# start of QUOTED TEXT

Gravitational waves should be lensed by massive objects in a very similar way to light.

Light rays (and by extension, gravitational waves) from a distant object, that pass within 1.5 times the Schwarzschild radius (for a non-spinning black hole) have trajectories that take then towards the event horizon. Waves on such trajectories cannot escape from the black hole, so the basic answer is no, gravitational waves cannot "pass through a black hole".

However, far from "hiding" a source of gravitational waves, an intervening black hole would cause the presence of lensed and magnified images. For perfect alignment of source, black hole and observer, there would be an intense "Einstein ring" at an angular radius that depends on the relative distances of the source and the black hole.

Of course gravitational waves cannot be imaged at present, so what would be detected is an abnormally strengthened gravitational wave signal.

# end of QUOTED TEXT
# start of RECORDS SUPPLIED

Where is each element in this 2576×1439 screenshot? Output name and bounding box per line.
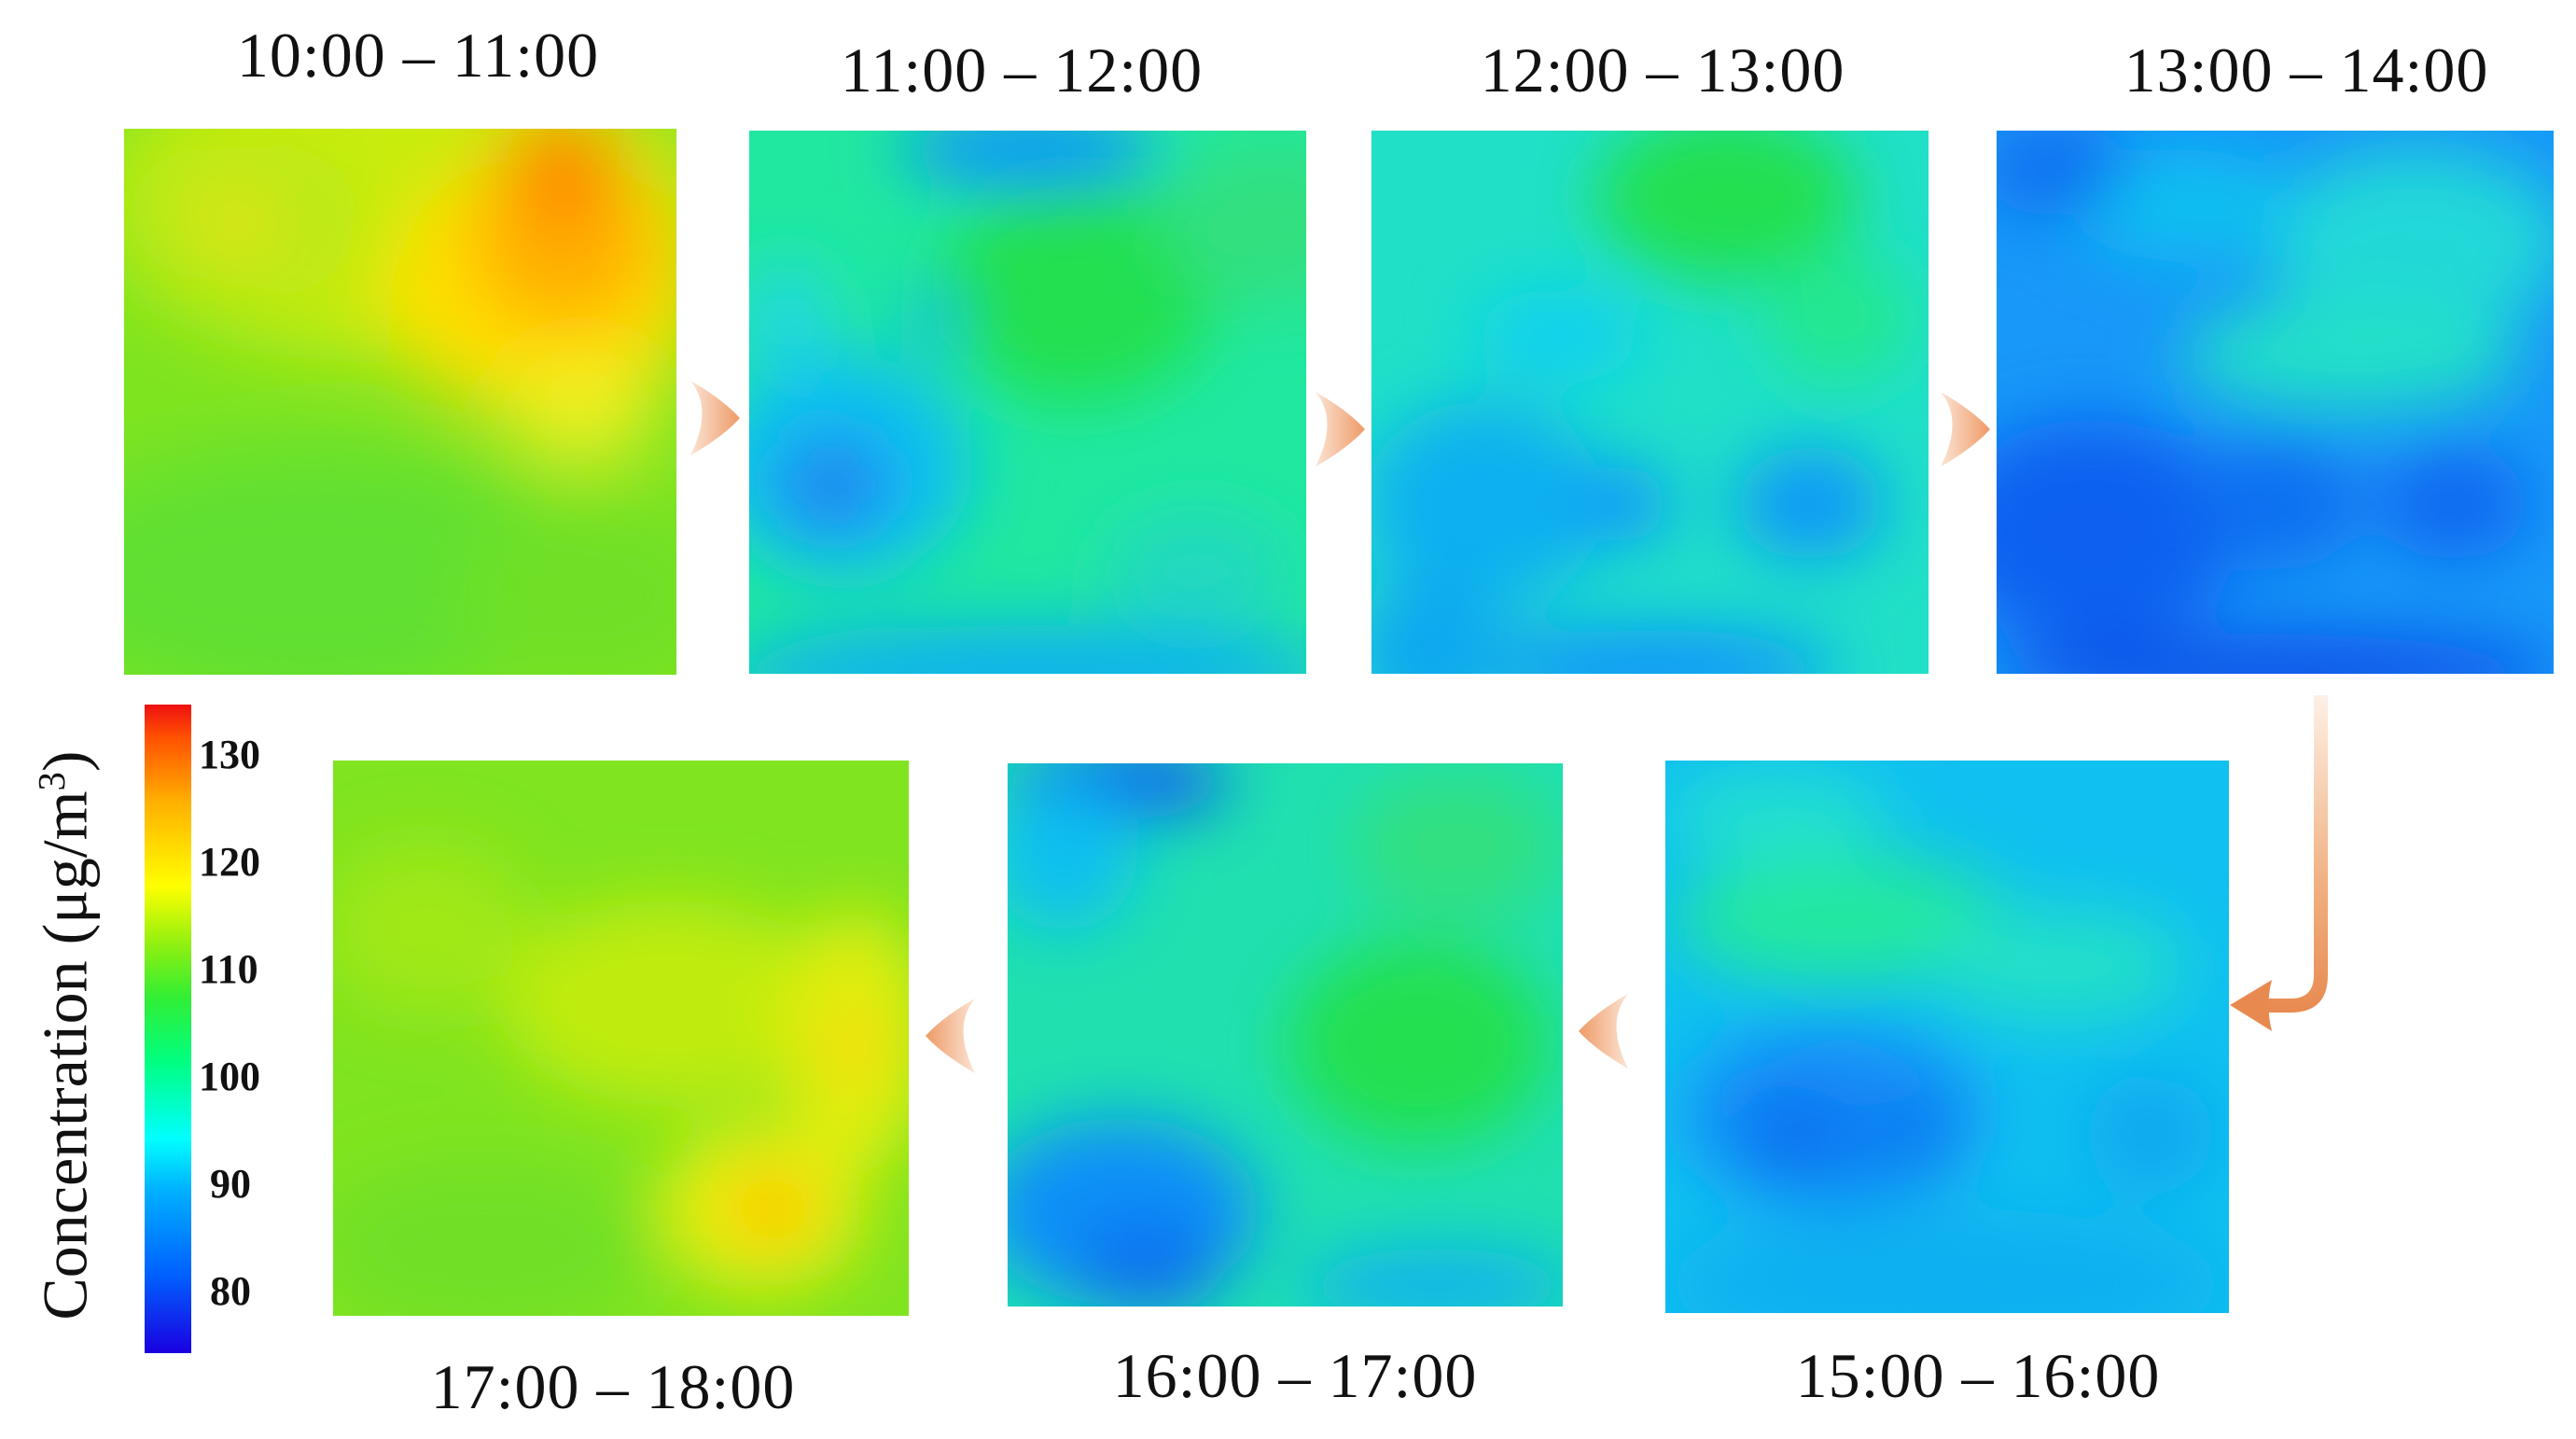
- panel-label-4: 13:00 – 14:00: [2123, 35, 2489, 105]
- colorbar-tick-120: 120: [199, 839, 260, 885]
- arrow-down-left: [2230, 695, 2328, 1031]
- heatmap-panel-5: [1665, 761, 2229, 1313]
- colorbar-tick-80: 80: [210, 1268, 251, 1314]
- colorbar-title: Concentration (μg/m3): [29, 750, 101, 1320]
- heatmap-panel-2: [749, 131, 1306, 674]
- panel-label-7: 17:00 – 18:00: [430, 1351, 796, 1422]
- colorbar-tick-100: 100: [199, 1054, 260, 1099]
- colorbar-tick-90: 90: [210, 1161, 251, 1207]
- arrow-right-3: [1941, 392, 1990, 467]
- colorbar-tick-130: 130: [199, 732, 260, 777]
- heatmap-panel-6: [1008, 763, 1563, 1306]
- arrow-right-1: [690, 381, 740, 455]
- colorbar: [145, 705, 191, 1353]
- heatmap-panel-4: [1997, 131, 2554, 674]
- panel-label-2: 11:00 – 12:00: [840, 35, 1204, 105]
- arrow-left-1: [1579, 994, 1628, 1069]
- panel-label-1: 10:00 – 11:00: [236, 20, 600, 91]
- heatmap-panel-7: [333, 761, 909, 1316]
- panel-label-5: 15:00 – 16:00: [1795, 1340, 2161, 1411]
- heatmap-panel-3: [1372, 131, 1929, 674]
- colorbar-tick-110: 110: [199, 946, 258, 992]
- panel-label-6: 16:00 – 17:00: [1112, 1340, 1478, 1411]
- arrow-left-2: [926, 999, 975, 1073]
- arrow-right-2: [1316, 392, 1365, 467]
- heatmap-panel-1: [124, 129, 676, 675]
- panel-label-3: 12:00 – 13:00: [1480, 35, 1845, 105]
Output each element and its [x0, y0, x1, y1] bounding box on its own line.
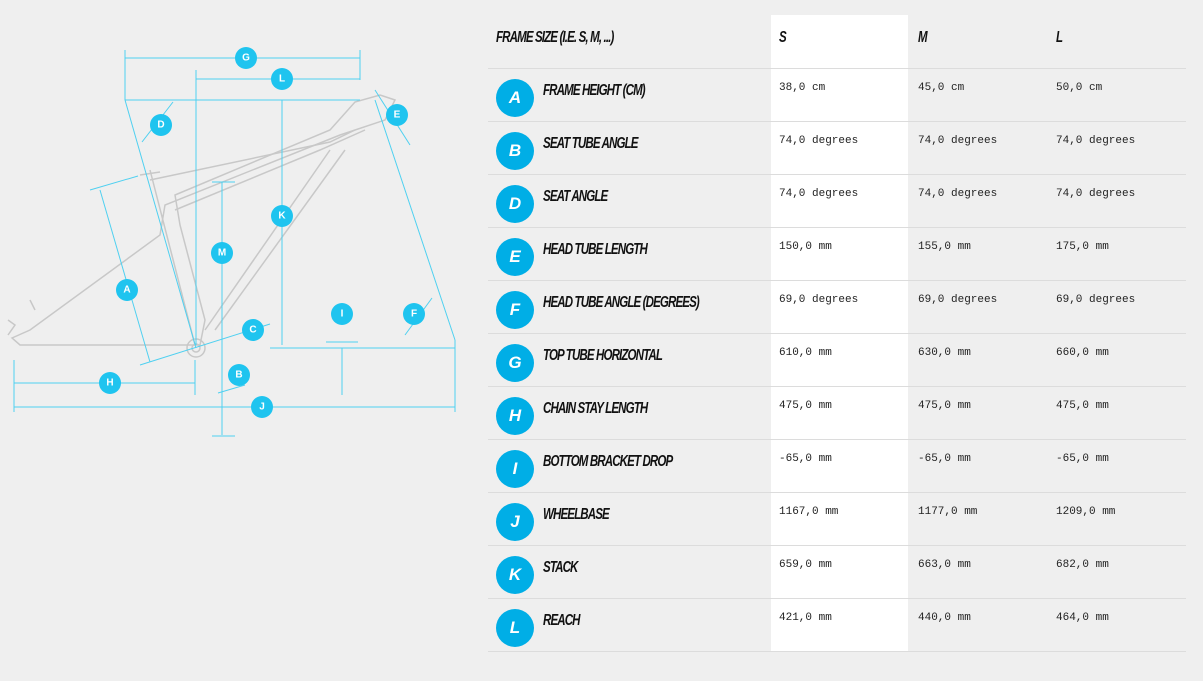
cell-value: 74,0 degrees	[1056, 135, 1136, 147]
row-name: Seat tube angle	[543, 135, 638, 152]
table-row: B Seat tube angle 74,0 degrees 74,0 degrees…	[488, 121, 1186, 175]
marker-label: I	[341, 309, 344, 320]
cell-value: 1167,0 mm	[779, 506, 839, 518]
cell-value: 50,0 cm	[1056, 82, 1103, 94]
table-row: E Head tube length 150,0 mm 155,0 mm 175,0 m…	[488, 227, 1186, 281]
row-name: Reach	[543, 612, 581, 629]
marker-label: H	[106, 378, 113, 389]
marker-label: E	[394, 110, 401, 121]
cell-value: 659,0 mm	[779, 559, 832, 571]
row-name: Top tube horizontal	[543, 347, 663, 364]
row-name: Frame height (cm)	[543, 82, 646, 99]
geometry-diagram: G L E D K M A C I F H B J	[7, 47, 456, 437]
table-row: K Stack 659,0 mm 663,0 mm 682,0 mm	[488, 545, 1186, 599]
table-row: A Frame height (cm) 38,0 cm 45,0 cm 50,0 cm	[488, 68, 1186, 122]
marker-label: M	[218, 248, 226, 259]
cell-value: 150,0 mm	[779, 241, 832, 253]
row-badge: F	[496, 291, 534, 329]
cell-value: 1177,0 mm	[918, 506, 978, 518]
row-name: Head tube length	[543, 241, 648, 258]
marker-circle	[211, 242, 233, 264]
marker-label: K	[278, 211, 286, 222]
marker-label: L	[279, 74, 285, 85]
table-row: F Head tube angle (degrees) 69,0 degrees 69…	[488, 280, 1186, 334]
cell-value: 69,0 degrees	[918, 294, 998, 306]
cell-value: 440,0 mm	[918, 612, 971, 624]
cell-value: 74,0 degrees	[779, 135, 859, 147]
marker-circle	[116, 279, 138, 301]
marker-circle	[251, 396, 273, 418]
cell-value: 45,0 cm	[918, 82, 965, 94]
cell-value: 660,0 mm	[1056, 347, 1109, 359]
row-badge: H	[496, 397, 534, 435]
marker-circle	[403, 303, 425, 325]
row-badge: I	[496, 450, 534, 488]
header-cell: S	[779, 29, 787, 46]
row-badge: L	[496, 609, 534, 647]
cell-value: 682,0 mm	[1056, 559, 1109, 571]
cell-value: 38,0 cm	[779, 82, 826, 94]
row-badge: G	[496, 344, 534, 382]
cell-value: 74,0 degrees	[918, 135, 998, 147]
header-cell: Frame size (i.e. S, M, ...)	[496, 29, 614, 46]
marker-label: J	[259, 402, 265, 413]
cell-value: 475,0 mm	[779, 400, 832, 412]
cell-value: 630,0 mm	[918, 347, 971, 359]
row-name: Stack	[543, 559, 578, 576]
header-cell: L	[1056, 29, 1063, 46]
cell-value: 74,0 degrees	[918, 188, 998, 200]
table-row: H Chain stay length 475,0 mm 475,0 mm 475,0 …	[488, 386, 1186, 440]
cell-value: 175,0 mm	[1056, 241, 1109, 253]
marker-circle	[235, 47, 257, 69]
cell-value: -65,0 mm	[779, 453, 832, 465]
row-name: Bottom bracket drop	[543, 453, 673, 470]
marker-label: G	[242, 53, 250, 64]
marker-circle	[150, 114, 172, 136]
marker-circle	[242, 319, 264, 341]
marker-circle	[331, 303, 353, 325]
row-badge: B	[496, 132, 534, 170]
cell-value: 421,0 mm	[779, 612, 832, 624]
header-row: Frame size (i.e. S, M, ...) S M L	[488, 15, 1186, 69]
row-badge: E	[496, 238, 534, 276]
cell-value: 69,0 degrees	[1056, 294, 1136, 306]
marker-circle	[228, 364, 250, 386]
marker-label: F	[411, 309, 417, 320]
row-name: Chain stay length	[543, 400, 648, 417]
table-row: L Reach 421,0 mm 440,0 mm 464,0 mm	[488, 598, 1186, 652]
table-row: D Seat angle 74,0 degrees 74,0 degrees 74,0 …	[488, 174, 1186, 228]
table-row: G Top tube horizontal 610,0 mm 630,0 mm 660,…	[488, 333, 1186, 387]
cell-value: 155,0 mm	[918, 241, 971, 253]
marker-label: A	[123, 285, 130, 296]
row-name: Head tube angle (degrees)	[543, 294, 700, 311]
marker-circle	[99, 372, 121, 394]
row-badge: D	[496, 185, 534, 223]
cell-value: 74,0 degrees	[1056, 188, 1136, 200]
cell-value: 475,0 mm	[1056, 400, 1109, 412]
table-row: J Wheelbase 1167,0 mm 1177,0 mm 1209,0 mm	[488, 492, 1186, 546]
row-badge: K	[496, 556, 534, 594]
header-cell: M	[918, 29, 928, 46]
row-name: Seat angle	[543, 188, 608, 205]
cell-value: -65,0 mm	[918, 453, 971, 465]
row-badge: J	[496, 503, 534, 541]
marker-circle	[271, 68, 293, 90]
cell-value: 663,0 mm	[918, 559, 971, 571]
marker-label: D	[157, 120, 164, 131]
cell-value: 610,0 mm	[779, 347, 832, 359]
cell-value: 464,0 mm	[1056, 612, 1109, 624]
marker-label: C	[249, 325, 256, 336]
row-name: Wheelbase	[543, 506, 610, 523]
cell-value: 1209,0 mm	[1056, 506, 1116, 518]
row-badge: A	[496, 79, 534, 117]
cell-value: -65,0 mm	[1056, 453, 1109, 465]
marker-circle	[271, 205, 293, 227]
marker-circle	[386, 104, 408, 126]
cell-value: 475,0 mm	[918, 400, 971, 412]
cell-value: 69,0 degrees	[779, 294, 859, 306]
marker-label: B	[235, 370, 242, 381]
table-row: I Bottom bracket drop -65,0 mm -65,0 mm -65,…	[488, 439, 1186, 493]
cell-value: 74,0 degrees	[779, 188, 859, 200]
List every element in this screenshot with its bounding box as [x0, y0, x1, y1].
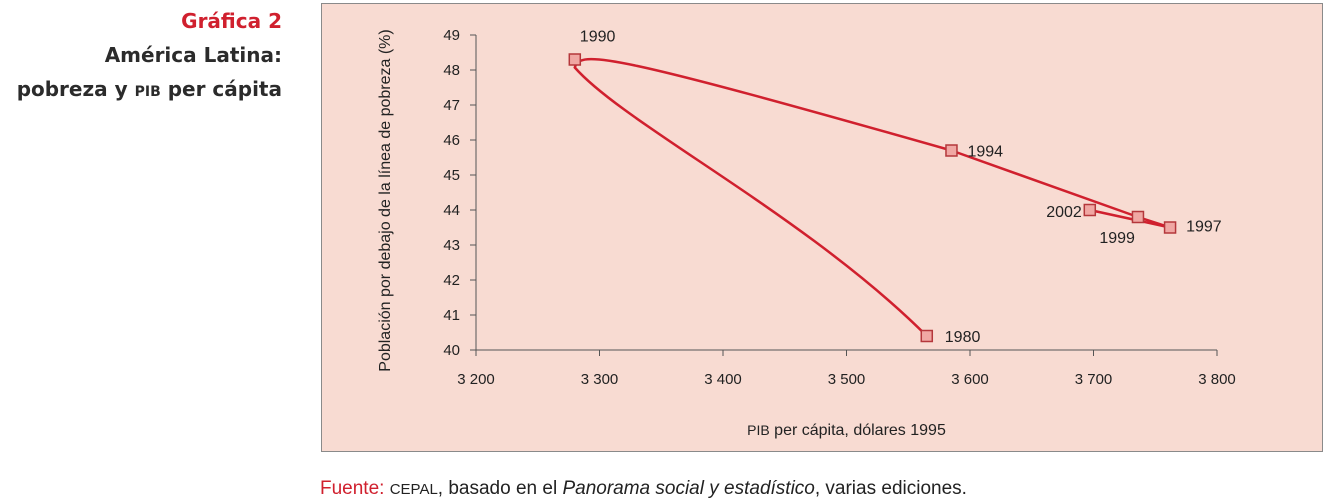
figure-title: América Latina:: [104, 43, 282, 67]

# end of RECORDS SUPPLIED

▶ **DIRECTIONS**
(A) Return the portion of the passage on gravitational waves and black holes from "Light rays (and" to "gravitational wave signal.", word for word.
(B) Supply the next part of the passage on gravitational waves and black holes, starting after its final sentence.

▶ **EXERCISE RESPONSES**
(A)
Light rays (and by extension, gravitational waves) from a distant object, that pass within 1.5 times the Schwarzschild radius (for a non-spinning black hole) have trajectories that take then towards the event horizon. Waves on such trajectories cannot escape from the black hole, so the basic answer is no, gravitational waves cannot "pass through a black hole".

However, far from "hiding" a source of gravitational waves, an intervening black hole would cause the presence of lensed and magnified images. For perfect alignment of source, black hole and observer, there would be an intense "Einstein ring" at an angular radius that depends on the relative distances of the source and the black hole.

Of course gravitational waves cannot be imaged at present, so what would be detected is an abnormally strengthened gravitational wave signal.

(B)
All the above is in the geometric optics limit that the wavelength is small compared with the lens. If the black hole is small enough (which depends on its mass), or the gravitational wave wavelength is large enough, then the behaviour ought to be analogous to a plane wave encountering a small, opaque disc (Takahashi & Nakamura 2003).

In which case we would get a diffraction pattern and perhaps a "bright" Arago spot in the centre, though I am not aware of any such calculations in the literature.

This is not an unlikely scenario. For example, the gravitational waves detected by LIGO have relatively high frequencies of 10-1000 Hz and therefore wavelengths of 30,000-300 km, which are as big as the Schwarzschild radii of 10,000 - 100 solar mass black holes and certainly bigger than black hole remnants of stellar evolution.